**Challenge**.
Output the lines from the one containing "menu-item-new-window[interactable]: New Window" through the one containing "menu-item-label: Select Window" as a numbered list, leaving out any blank lines.

Stored data entries:

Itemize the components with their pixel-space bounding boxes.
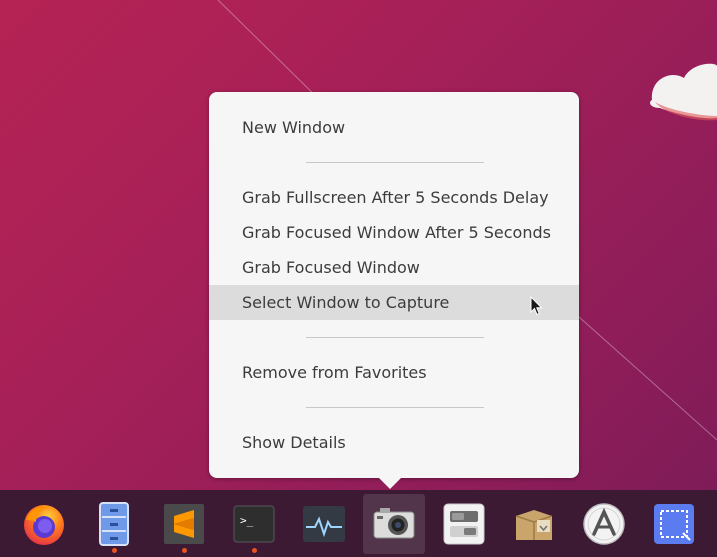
menu-item-new-window[interactable]: New Window [209, 110, 579, 145]
tweaks-icon [443, 503, 485, 545]
menu-separator [209, 320, 579, 355]
dock-context-menu: New Window Grab Fullscreen After 5 Secon… [209, 92, 579, 478]
menu-separator [209, 390, 579, 425]
menu-item-show-details[interactable]: Show Details [209, 425, 579, 460]
menu-separator [209, 145, 579, 180]
dock-item-software[interactable] [573, 494, 635, 554]
mouse-pointer-icon [530, 296, 543, 316]
menu-item-grab-focused-window-delay[interactable]: Grab Focused Window After 5 Seconds [209, 215, 579, 250]
archive-box-icon [515, 510, 553, 540]
menu-item-select-window-to-capture[interactable]: Select Window to Capture [209, 285, 579, 320]
running-indicator [111, 548, 117, 553]
dock-item-file-cabinet[interactable] [83, 494, 145, 554]
running-indicator [251, 548, 257, 553]
svg-text:>_: >_ [240, 514, 254, 527]
running-indicator [181, 548, 187, 553]
firefox-icon [24, 505, 64, 545]
menu-item-grab-focused-window[interactable]: Grab Focused Window [209, 250, 579, 285]
dock-item-firefox[interactable] [13, 494, 75, 554]
dock-item-terminal[interactable]: >_ [223, 494, 285, 554]
desktop: New Window Grab Fullscreen After 5 Secon… [0, 0, 717, 557]
dock-item-tweaks[interactable] [433, 494, 495, 554]
system-monitor-icon [303, 506, 345, 542]
dock-item-screenshot[interactable] [363, 494, 425, 554]
dock: >_ [0, 490, 717, 557]
terminal-icon: >_ [233, 505, 275, 543]
screenshot-selection-icon [654, 504, 694, 544]
app-store-icon [583, 503, 625, 545]
dock-item-sublime-text[interactable] [153, 494, 215, 554]
menu-pointer-arrow [379, 478, 401, 489]
menu-item-label: Select Window to Capture [242, 293, 450, 312]
dock-item-system-monitor[interactable] [293, 494, 355, 554]
sublime-text-icon [164, 504, 204, 544]
menu-item-remove-from-favorites[interactable]: Remove from Favorites [209, 355, 579, 390]
file-cabinet-icon [99, 502, 129, 546]
dock-item-screenshot-selection[interactable] [643, 494, 705, 554]
menu-item-grab-fullscreen-delay[interactable]: Grab Fullscreen After 5 Seconds Delay [209, 180, 579, 215]
camera-icon [373, 508, 415, 539]
dock-item-archive-manager[interactable] [503, 494, 565, 554]
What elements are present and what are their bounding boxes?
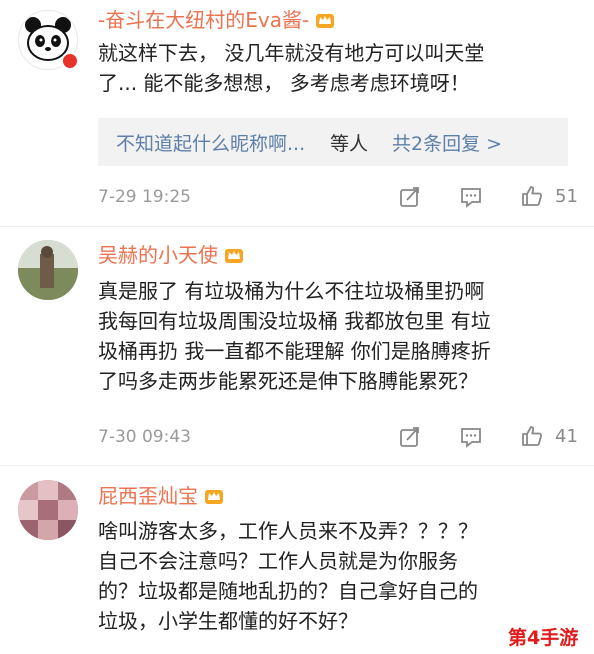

**Final answer**.
1. menu-item-new-window[interactable]: New Window [209, 110, 579, 145]
2. tweaks-icon [443, 503, 485, 545]
3. menu-separator [209, 320, 579, 355]
4. dock-context-menu: New Window Grab Fullscreen After 5 Secon… [209, 92, 579, 478]
5. menu-separator [209, 390, 579, 425]
6. menu-item-show-details[interactable]: Show Details [209, 425, 579, 460]
7. menu-separator [209, 145, 579, 180]
8. dock-item-software[interactable] [573, 494, 635, 554]
9. mouse-pointer-icon [530, 296, 543, 316]
10. menu-item-grab-focused-window-delay[interactable]: Grab Focused Window After 5 Seconds [209, 215, 579, 250]
11. archive-box-icon [515, 510, 553, 540]
12. menu-item-select-window-to-capture[interactable]: Select Window to Capture [209, 285, 579, 320]
13. running-indicator [111, 548, 117, 553]
14. dock-item-file-cabinet[interactable] [83, 494, 145, 554]
15. running-indicator [251, 548, 257, 553]
16. svg-text:>_: >_ [240, 514, 254, 527]
17. running-indicator [181, 548, 187, 553]
18. firefox-icon [24, 505, 64, 545]
19. menu-item-grab-focused-window[interactable]: Grab Focused Window [209, 250, 579, 285]
20. dock-item-firefox[interactable] [13, 494, 75, 554]
21. dock-item-terminal[interactable]: >_ [223, 494, 285, 554]
22. desktop: New Window Grab Fullscreen After 5 Secon… [0, 0, 717, 557]
23. dock-item-tweaks[interactable] [433, 494, 495, 554]
24. system-monitor-icon [303, 506, 345, 542]
25. dock-item-screenshot[interactable] [363, 494, 425, 554]
26. dock: >_ [0, 490, 717, 557]
27. terminal-icon: >_ [233, 505, 275, 543]
28. screenshot-selection-icon [654, 504, 694, 544]
29. app-store-icon [583, 503, 625, 545]
30. dock-item-sublime-text[interactable] [153, 494, 215, 554]
31. menu-pointer-arrow [379, 478, 401, 489]
32. menu-item-label: Select Window to Capture [242, 293, 450, 312]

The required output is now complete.